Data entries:
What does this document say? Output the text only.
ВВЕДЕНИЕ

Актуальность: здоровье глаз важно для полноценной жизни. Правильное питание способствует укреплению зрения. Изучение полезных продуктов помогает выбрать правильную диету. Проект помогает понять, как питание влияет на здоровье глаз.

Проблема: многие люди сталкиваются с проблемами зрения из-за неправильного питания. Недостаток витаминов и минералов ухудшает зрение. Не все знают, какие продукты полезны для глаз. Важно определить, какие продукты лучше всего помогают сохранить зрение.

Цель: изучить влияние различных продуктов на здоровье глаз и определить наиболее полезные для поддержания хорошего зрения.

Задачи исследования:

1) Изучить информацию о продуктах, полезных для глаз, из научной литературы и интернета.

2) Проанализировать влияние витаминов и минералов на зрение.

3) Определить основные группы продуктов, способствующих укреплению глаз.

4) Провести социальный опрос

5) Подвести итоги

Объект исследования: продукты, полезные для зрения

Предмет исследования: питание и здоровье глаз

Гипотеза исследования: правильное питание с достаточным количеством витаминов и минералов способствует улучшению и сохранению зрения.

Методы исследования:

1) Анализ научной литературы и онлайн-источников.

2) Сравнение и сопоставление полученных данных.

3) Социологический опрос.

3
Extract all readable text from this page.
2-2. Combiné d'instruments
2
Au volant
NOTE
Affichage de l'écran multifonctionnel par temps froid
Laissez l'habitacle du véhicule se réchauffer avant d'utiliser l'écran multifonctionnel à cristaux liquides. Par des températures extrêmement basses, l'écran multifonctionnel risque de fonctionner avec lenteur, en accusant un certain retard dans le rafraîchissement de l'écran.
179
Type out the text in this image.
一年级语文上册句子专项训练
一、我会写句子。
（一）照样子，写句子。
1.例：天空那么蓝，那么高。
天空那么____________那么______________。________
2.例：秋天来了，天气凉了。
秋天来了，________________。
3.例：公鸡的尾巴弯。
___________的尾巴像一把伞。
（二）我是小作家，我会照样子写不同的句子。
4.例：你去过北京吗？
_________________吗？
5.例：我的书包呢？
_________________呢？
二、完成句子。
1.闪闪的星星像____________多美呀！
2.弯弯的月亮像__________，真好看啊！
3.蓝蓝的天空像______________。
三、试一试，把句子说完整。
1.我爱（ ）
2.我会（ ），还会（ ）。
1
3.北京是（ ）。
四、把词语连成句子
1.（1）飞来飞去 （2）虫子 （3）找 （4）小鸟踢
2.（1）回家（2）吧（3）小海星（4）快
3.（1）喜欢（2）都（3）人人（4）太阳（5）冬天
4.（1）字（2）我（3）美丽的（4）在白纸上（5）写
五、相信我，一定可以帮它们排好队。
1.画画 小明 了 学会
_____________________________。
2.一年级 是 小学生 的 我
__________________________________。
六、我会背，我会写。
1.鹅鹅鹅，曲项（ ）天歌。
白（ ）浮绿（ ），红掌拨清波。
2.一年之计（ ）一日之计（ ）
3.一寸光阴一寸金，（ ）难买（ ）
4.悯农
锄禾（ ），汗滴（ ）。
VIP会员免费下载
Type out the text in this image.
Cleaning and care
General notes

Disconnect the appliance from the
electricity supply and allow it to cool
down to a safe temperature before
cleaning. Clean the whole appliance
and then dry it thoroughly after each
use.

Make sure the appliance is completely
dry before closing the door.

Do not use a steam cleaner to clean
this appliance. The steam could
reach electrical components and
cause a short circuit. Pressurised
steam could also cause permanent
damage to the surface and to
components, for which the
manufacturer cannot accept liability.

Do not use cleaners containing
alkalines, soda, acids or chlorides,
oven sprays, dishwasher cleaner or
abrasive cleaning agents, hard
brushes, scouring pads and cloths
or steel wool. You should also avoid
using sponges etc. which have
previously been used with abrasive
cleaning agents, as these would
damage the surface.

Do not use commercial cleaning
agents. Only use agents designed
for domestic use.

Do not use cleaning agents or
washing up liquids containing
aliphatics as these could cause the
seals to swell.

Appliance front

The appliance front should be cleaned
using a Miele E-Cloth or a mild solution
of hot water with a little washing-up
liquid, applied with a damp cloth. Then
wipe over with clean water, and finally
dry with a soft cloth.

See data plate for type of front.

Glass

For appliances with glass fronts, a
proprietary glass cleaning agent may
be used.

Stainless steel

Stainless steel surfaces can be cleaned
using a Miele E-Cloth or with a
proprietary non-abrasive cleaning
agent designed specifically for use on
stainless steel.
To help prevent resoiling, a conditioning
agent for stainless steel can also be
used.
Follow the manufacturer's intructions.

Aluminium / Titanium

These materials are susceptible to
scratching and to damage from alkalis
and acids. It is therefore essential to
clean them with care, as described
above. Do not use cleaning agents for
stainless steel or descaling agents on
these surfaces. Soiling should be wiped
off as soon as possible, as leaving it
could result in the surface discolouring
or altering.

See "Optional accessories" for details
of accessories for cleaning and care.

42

> [Set exercise]:
Above are some records; extract every one of them exactly.

> [Exercise response]:
What does this document say? Output the text only.
ВВЕДЕНИЕ

Актуальность: здоровье глаз важно для полноценной жизни. Правильное питание способствует укреплению зрения. Изучение полезных продуктов помогает выбрать правильную диету. Проект помогает понять, как питание влияет на здоровье глаз.

Проблема: многие люди сталкиваются с проблемами зрения из-за неправильного питания. Недостаток витаминов и минералов ухудшает зрение. Не все знают, какие продукты полезны для глаз. Важно определить, какие продукты лучше всего помогают сохранить зрение.

Цель: изучить влияние различных продуктов на здоровье глаз и определить наиболее полезные для поддержания хорошего зрения.

Задачи исследования:

1) Изучить информацию о продуктах, полезных для глаз, из научной литературы и интернета.

2) Проанализировать влияние витаминов и минералов на зрение.

3) Определить основные группы продуктов, способствующих укреплению глаз.

4) Провести социальный опрос

5) Подвести итоги

Объект исследования: продукты, полезные для зрения

Предмет исследования: питание и здоровье глаз

Гипотеза исследования: правильное питание с достаточным количеством витаминов и минералов способствует улучшению и сохранению зрения.

Методы исследования:

1) Анализ научной литературы и онлайн-источников.

2) Сравнение и сопоставление полученных данных.

3) Социологический опрос.

3
Extract all readable text from this page.
2-2. Combiné d'instruments
2
Au volant
NOTE
Affichage de l'écran multifonctionnel par temps froid
Laissez l'habitacle du véhicule se réchauffer avant d'utiliser l'écran multifonctionnel à cristaux liquides. Par des températures extrêmement basses, l'écran multifonctionnel risque de fonctionner avec lenteur, en accusant un certain retard dans le rafraîchissement de l'écran.
179
Type out the text in this image.
一年级语文上册句子专项训练
一、我会写句子。
（一）照样子，写句子。
1.例：天空那么蓝，那么高。
天空那么____________那么______________。________
2.例：秋天来了，天气凉了。
秋天来了，________________。
3.例：公鸡的尾巴弯。
___________的尾巴像一把伞。
（二）我是小作家，我会照样子写不同的句子。
4.例：你去过北京吗？
_________________吗？
5.例：我的书包呢？
_________________呢？
二、完成句子。
1.闪闪的星星像____________多美呀！
2.弯弯的月亮像__________，真好看啊！
3.蓝蓝的天空像______________。
三、试一试，把句子说完整。
1.我爱（ ）
2.我会（ ），还会（ ）。
1
3.北京是（ ）。
四、把词语连成句子
1.（1）飞来飞去 （2）虫子 （3）找 （4）小鸟踢
2.（1）回家（2）吧（3）小海星（4）快
3.（1）喜欢（2）都（3）人人（4）太阳（5）冬天
4.（1）字（2）我（3）美丽的（4）在白纸上（5）写
五、相信我，一定可以帮它们排好队。
1.画画 小明 了 学会
_____________________________。
2.一年级 是 小学生 的 我
__________________________________。
六、我会背，我会写。
1.鹅鹅鹅，曲项（ ）天歌。
白（ ）浮绿（ ），红掌拨清波。
2.一年之计（ ）一日之计（ ）
3.一寸光阴一寸金，（ ）难买（ ）
4.悯农
锄禾（ ），汗滴（ ）。
VIP会员免费下载
Type out the text in this image.
Cleaning and care
General notes

Disconnect the appliance from the
electricity supply and allow it to cool
down to a safe temperature before
cleaning. Clean the whole appliance
and then dry it thoroughly after each
use.

Make sure the appliance is completely
dry before closing the door.

Do not use a steam cleaner to clean
this appliance. The steam could
reach electrical components and
cause a short circuit. Pressurised
steam could also cause permanent
damage to the surface and to
components, for which the
manufacturer cannot accept liability.

Do not use cleaners containing
alkalines, soda, acids or chlorides,
oven sprays, dishwasher cleaner or
abrasive cleaning agents, hard
brushes, scouring pads and cloths
or steel wool. You should also avoid
using sponges etc. which have
previously been used with abrasive
cleaning agents, as these would
damage the surface.

Do not use commercial cleaning
agents. Only use agents designed
for domestic use.

Do not use cleaning agents or
washing up liquids containing
aliphatics as these could cause the
seals to swell.

Appliance front

The appliance front should be cleaned
using a Miele E-Cloth or a mild solution
of hot water with a little washing-up
liquid, applied with a damp cloth. Then
wipe over with clean water, and finally
dry with a soft cloth.

See data plate for type of front.

Glass

For appliances with glass fronts, a
proprietary glass cleaning agent may
be used.

Stainless steel

Stainless steel surfaces can be cleaned
using a Miele E-Cloth or with a
proprietary non-abrasive cleaning
agent designed specifically for use on
stainless steel.
To help prevent resoiling, a conditioning
agent for stainless steel can also be
used.
Follow the manufacturer's intructions.

Aluminium / Titanium

These materials are susceptible to
scratching and to damage from alkalis
and acids. It is therefore essential to
clean them with care, as described
above. Do not use cleaning agents for
stainless steel or descaling agents on
these surfaces. Soiling should be wiped
off as soon as possible, as leaving it
could result in the surface discolouring
or altering.

See "Optional accessories" for details
of accessories for cleaning and care.

42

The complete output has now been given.